Excerpted data:
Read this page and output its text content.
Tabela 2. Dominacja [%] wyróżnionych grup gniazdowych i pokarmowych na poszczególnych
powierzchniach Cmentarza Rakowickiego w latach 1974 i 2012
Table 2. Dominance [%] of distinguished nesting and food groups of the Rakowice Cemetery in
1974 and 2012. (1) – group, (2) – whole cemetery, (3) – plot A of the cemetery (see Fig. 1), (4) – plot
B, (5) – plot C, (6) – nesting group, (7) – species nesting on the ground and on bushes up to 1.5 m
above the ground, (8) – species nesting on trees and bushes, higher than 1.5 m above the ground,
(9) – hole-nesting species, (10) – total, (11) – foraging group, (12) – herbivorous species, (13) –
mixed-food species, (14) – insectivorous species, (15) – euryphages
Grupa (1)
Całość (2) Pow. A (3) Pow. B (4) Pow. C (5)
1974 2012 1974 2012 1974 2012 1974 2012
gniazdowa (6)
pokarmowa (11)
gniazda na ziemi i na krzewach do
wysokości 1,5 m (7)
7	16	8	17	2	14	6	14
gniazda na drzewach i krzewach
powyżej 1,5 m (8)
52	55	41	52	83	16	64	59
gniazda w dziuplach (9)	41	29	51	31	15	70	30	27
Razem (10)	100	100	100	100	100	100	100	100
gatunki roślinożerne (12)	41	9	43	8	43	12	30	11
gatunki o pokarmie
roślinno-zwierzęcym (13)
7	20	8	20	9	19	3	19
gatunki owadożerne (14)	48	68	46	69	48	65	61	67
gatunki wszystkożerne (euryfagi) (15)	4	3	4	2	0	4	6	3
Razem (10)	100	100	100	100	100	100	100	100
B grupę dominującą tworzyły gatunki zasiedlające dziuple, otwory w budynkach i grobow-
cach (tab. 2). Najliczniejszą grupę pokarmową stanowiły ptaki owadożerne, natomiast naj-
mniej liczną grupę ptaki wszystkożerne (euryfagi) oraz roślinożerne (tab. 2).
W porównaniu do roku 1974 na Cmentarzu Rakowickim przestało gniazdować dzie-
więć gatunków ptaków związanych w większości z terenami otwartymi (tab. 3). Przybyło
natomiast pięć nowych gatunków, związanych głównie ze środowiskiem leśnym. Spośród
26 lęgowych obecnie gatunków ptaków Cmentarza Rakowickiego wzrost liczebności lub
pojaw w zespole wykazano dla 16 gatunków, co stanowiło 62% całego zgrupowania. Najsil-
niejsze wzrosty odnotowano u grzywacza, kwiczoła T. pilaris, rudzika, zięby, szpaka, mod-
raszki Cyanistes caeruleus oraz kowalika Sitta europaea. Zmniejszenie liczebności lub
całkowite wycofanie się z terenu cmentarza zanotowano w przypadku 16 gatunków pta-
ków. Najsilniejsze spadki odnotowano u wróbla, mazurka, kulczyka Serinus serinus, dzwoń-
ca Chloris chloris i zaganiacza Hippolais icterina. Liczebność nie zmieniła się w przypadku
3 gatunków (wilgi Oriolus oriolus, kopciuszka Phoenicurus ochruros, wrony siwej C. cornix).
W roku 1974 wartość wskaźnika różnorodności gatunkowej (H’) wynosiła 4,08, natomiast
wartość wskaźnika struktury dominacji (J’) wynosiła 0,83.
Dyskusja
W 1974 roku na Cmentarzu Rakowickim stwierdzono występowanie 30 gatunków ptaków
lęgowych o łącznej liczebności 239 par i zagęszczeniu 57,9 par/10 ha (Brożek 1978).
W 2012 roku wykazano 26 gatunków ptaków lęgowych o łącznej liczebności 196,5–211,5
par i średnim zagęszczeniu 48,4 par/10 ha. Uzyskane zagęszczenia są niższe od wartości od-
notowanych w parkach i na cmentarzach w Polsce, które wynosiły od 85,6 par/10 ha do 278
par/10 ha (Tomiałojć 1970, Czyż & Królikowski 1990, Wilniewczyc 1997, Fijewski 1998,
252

The task: Output all of the material, please, exactly as it stands.

Result of this task:
Read this page and output its text content.
Tabela 2. Dominacja [%] wyróżnionych grup gniazdowych i pokarmowych na poszczególnych
powierzchniach Cmentarza Rakowickiego w latach 1974 i 2012
Table 2. Dominance [%] of distinguished nesting and food groups of the Rakowice Cemetery in
1974 and 2012. (1) – group, (2) – whole cemetery, (3) – plot A of the cemetery (see Fig. 1), (4) – plot
B, (5) – plot C, (6) – nesting group, (7) – species nesting on the ground and on bushes up to 1.5 m
above the ground, (8) – species nesting on trees and bushes, higher than 1.5 m above the ground,
(9) – hole-nesting species, (10) – total, (11) – foraging group, (12) – herbivorous species, (13) –
mixed-food species, (14) – insectivorous species, (15) – euryphages
Grupa (1)
Całość (2) Pow. A (3) Pow. B (4) Pow. C (5)
1974 2012 1974 2012 1974 2012 1974 2012
gniazdowa (6)
pokarmowa (11)
gniazda na ziemi i na krzewach do
wysokości 1,5 m (7)
7	16	8	17	2	14	6	14
gniazda na drzewach i krzewach
powyżej 1,5 m (8)
52	55	41	52	83	16	64	59
gniazda w dziuplach (9)	41	29	51	31	15	70	30	27
Razem (10)	100	100	100	100	100	100	100	100
gatunki roślinożerne (12)	41	9	43	8	43	12	30	11
gatunki o pokarmie
roślinno-zwierzęcym (13)
7	20	8	20	9	19	3	19
gatunki owadożerne (14)	48	68	46	69	48	65	61	67
gatunki wszystkożerne (euryfagi) (15)	4	3	4	2	0	4	6	3
Razem (10)	100	100	100	100	100	100	100	100
B grupę dominującą tworzyły gatunki zasiedlające dziuple, otwory w budynkach i grobow-
cach (tab. 2). Najliczniejszą grupę pokarmową stanowiły ptaki owadożerne, natomiast naj-
mniej liczną grupę ptaki wszystkożerne (euryfagi) oraz roślinożerne (tab. 2).
W porównaniu do roku 1974 na Cmentarzu Rakowickim przestało gniazdować dzie-
więć gatunków ptaków związanych w większości z terenami otwartymi (tab. 3). Przybyło
natomiast pięć nowych gatunków, związanych głównie ze środowiskiem leśnym. Spośród
26 lęgowych obecnie gatunków ptaków Cmentarza Rakowickiego wzrost liczebności lub
pojaw w zespole wykazano dla 16 gatunków, co stanowiło 62% całego zgrupowania. Najsil-
niejsze wzrosty odnotowano u grzywacza, kwiczoła T. pilaris, rudzika, zięby, szpaka, mod-
raszki Cyanistes caeruleus oraz kowalika Sitta europaea. Zmniejszenie liczebności lub
całkowite wycofanie się z terenu cmentarza zanotowano w przypadku 16 gatunków pta-
ków. Najsilniejsze spadki odnotowano u wróbla, mazurka, kulczyka Serinus serinus, dzwoń-
ca Chloris chloris i zaganiacza Hippolais icterina. Liczebność nie zmieniła się w przypadku
3 gatunków (wilgi Oriolus oriolus, kopciuszka Phoenicurus ochruros, wrony siwej C. cornix).
W roku 1974 wartość wskaźnika różnorodności gatunkowej (H’) wynosiła 4,08, natomiast
wartość wskaźnika struktury dominacji (J’) wynosiła 0,83.
Dyskusja
W 1974 roku na Cmentarzu Rakowickim stwierdzono występowanie 30 gatunków ptaków
lęgowych o łącznej liczebności 239 par i zagęszczeniu 57,9 par/10 ha (Brożek 1978).
W 2012 roku wykazano 26 gatunków ptaków lęgowych o łącznej liczebności 196,5–211,5
par i średnim zagęszczeniu 48,4 par/10 ha. Uzyskane zagęszczenia są niższe od wartości od-
notowanych w parkach i na cmentarzach w Polsce, które wynosiły od 85,6 par/10 ha do 278
par/10 ha (Tomiałojć 1970, Czyż & Królikowski 1990, Wilniewczyc 1997, Fijewski 1998,
252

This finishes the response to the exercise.